[START]
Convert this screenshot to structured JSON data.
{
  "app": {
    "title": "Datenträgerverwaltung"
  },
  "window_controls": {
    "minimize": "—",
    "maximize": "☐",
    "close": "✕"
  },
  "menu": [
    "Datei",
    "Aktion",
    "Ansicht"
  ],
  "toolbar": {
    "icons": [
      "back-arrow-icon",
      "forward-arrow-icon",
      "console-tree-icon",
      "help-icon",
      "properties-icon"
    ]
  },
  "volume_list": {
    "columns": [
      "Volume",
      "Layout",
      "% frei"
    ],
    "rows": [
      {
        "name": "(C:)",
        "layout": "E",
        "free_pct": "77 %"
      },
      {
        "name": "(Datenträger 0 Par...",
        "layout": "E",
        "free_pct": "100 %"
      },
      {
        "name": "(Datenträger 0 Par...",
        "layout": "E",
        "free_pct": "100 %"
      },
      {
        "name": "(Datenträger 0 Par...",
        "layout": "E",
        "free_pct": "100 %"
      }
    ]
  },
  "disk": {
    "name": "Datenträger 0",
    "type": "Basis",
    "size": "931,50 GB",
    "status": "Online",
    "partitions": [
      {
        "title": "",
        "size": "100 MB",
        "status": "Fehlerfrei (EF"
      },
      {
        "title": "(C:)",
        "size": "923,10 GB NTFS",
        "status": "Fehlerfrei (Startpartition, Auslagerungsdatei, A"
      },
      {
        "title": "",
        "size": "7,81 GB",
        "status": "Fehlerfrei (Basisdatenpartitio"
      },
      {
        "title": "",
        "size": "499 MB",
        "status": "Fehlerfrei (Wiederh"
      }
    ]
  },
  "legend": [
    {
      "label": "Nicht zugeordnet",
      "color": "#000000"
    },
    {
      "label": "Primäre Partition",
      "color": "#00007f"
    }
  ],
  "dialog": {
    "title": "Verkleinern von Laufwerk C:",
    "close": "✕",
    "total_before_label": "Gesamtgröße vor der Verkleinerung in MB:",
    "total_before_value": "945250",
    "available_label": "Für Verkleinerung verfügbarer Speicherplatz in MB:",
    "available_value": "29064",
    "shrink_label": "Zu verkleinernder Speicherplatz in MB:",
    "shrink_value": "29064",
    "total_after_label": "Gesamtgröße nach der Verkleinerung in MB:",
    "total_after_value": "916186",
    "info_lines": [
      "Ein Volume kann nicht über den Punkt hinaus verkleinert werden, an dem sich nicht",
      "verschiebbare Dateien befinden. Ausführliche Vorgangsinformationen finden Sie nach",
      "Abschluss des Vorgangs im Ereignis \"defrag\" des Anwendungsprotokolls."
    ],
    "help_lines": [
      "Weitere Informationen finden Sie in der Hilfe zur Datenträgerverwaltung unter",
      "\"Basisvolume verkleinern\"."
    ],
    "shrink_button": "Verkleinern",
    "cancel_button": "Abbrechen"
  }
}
[END]
● **TO BE DONE**:
Copy each line of the data above without altering a single character.

● **WORKED SOLUTION**:
Convert this screenshot to structured JSON data.
{
  "app": {
    "title": "Datenträgerverwaltung"
  },
  "window_controls": {
    "minimize": "—",
    "maximize": "☐",
    "close": "✕"
  },
  "menu": [
    "Datei",
    "Aktion",
    "Ansicht"
  ],
  "toolbar": {
    "icons": [
      "back-arrow-icon",
      "forward-arrow-icon",
      "console-tree-icon",
      "help-icon",
      "properties-icon"
    ]
  },
  "volume_list": {
    "columns": [
      "Volume",
      "Layout",
      "% frei"
    ],
    "rows": [
      {
        "name": "(C:)",
        "layout": "E",
        "free_pct": "77 %"
      },
      {
        "name": "(Datenträger 0 Par...",
        "layout": "E",
        "free_pct": "100 %"
      },
      {
        "name": "(Datenträger 0 Par...",
        "layout": "E",
        "free_pct": "100 %"
      },
      {
        "name": "(Datenträger 0 Par...",
        "layout": "E",
        "free_pct": "100 %"
      }
    ]
  },
  "disk": {
    "name": "Datenträger 0",
    "type": "Basis",
    "size": "931,50 GB",
    "status": "Online",
    "partitions": [
      {
        "title": "",
        "size": "100 MB",
        "status": "Fehlerfrei (EF"
      },
      {
        "title": "(C:)",
        "size": "923,10 GB NTFS",
        "status": "Fehlerfrei (Startpartition, Auslagerungsdatei, A"
      },
      {
        "title": "",
        "size": "7,81 GB",
        "status": "Fehlerfrei (Basisdatenpartitio"
      },
      {
        "title": "",
        "size": "499 MB",
        "status": "Fehlerfrei (Wiederh"
      }
    ]
  },
  "legend": [
    {
      "label": "Nicht zugeordnet",
      "color": "#000000"
    },
    {
      "label": "Primäre Partition",
      "color": "#00007f"
    }
  ],
  "dialog": {
    "title": "Verkleinern von Laufwerk C:",
    "close": "✕",
    "total_before_label": "Gesamtgröße vor der Verkleinerung in MB:",
    "total_before_value": "945250",
    "available_label": "Für Verkleinerung verfügbarer Speicherplatz in MB:",
    "available_value": "29064",
    "shrink_label": "Zu verkleinernder Speicherplatz in MB:",
    "shrink_value": "29064",
    "total_after_label": "Gesamtgröße nach der Verkleinerung in MB:",
    "total_after_value": "916186",
    "info_lines": [
      "Ein Volume kann nicht über den Punkt hinaus verkleinert werden, an dem sich nicht",
      "verschiebbare Dateien befinden. Ausführliche Vorgangsinformationen finden Sie nach",
      "Abschluss des Vorgangs im Ereignis \"defrag\" des Anwendungsprotokolls."
    ],
    "help_lines": [
      "Weitere Informationen finden Sie in der Hilfe zur Datenträgerverwaltung unter",
      "\"Basisvolume verkleinern\"."
    ],
    "shrink_button": "Verkleinern",
    "cancel_button": "Abbrechen"
  }
}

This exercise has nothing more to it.